▶ _Goal of the exercise_: Of the lines in the listing below, how many hold "invasives"? Answer with the number only.

▶ _Source data_:
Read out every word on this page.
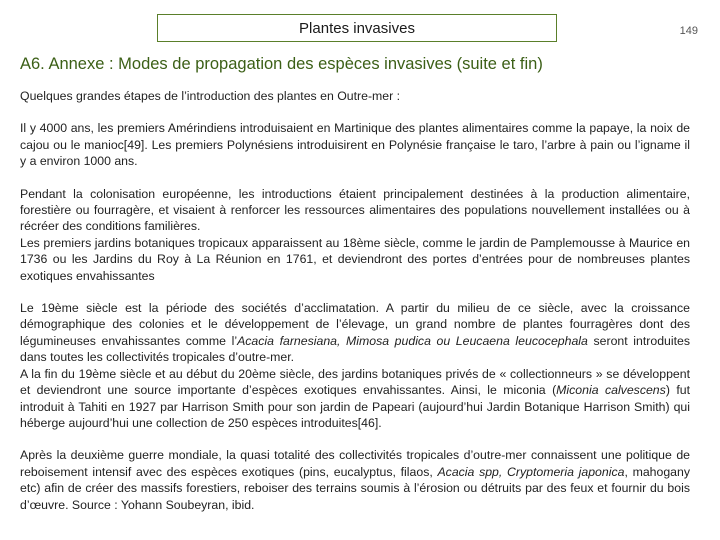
Plantes invasives	149
A6. Annexe : Modes de propagation des espèces invasives (suite et fin)

Quelques grandes étapes de l’introduction des plantes en Outre-mer :

Il y 4000 ans, les premiers Amérindiens introduisaient en Martinique des plantes alimentaires comme la papaye, la noix de cajou ou le manioc[49]. Les premiers Polynésiens introduisirent en Polynésie française le taro, l’arbre à pain ou l’igname il y a environ 1000 ans.

Pendant la colonisation européenne, les introductions étaient principalement destinées à la production alimentaire, forestière ou fourragère, et visaient à renforcer les ressources alimentaires des populations nouvellement installées ou à récréer des conditions familières.

Les premiers jardins botaniques tropicaux apparaissent au 18ème siècle, comme le jardin de Pamplemousse à Maurice en 1736 ou les Jardins du Roy à La Réunion en 1761, et deviendront des portes d’entrées pour de nombreuses plantes exotiques envahissantes

Le 19ème siècle est la période des sociétés d’acclimatation. A partir du milieu de ce siècle, avec la croissance démographique des colonies et le développement de l’élevage, un grand nombre de plantes fourragères dont des légumineuses envahissantes comme l’Acacia farnesiana, Mimosa pudica ou Leucaena leucocephala seront introduites dans toutes les collectivités tropicales d’outre-mer.

A la fin du 19ème siècle et au début du 20ème siècle, des jardins botaniques privés de « collectionneurs » se développent et deviendront une source importante d’espèces exotiques envahissantes. Ainsi, le miconia (Miconia calvescens) fut introduit à Tahiti en 1927 par Harrison Smith pour son jardin de Papeari (aujourd’hui Jardin Botanique Harrison Smith) qui héberge aujourd’hui une collection de 250 espèces introduites[46].

Après la deuxième guerre mondiale, la quasi totalité des collectivités tropicales d’outre-mer connaissent une politique de reboisement intensif avec des espèces exotiques (pins, eucalyptus, filaos, Acacia spp, Cryptomeria japonica, mahogany etc) afin de créer des massifs forestiers, reboiser des terrains soumis à l’érosion ou détruits par des feux et fournir du bois d’œuvre. Source : Yohann Soubeyran, ibid.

▶ _Final answer_: 2